What you are asked to do
Pull out every line with the word "care" from the entries below.

Stored entries
------

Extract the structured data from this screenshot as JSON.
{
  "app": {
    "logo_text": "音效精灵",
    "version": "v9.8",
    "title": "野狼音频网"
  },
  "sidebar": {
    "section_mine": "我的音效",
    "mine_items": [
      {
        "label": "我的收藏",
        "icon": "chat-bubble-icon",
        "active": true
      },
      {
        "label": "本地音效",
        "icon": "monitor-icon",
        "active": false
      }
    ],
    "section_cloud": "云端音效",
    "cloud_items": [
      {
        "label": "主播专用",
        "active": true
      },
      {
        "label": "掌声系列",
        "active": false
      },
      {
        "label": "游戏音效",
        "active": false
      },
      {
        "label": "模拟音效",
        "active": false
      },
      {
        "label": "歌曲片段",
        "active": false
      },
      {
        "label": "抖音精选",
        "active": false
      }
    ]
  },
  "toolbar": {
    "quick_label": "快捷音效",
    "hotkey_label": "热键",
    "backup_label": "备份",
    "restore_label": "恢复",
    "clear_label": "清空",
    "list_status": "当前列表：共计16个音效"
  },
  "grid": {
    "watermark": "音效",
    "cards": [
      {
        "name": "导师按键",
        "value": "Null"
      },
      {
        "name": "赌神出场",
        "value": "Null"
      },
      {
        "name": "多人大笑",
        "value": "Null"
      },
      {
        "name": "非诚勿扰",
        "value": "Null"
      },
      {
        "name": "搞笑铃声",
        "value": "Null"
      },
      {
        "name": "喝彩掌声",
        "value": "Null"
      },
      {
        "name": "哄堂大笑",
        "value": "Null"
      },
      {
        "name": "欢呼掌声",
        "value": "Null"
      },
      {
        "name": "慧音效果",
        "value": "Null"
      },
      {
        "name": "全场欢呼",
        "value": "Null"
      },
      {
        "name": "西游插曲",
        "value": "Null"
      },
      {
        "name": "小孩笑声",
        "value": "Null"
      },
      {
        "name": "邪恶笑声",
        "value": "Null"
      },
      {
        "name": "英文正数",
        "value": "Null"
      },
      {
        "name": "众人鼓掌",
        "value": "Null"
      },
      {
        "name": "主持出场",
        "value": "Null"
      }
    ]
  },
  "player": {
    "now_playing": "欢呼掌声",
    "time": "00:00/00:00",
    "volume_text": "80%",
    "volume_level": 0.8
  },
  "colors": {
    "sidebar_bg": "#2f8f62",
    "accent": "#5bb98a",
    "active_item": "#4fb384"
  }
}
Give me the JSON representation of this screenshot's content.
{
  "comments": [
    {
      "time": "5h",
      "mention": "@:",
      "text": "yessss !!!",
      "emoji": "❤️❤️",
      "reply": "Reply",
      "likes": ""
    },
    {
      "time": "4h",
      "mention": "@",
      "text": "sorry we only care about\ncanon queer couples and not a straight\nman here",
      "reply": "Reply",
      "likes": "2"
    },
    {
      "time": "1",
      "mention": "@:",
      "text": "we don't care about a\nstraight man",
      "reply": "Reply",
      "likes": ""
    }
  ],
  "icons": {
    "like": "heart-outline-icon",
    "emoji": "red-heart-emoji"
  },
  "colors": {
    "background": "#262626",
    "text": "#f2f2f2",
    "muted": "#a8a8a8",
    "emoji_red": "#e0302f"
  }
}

------

Final result
      "text": "sorry we only care about\ncanon queer couples and not a straight\nman here",
      "text": "we don't care about a\nstraight man",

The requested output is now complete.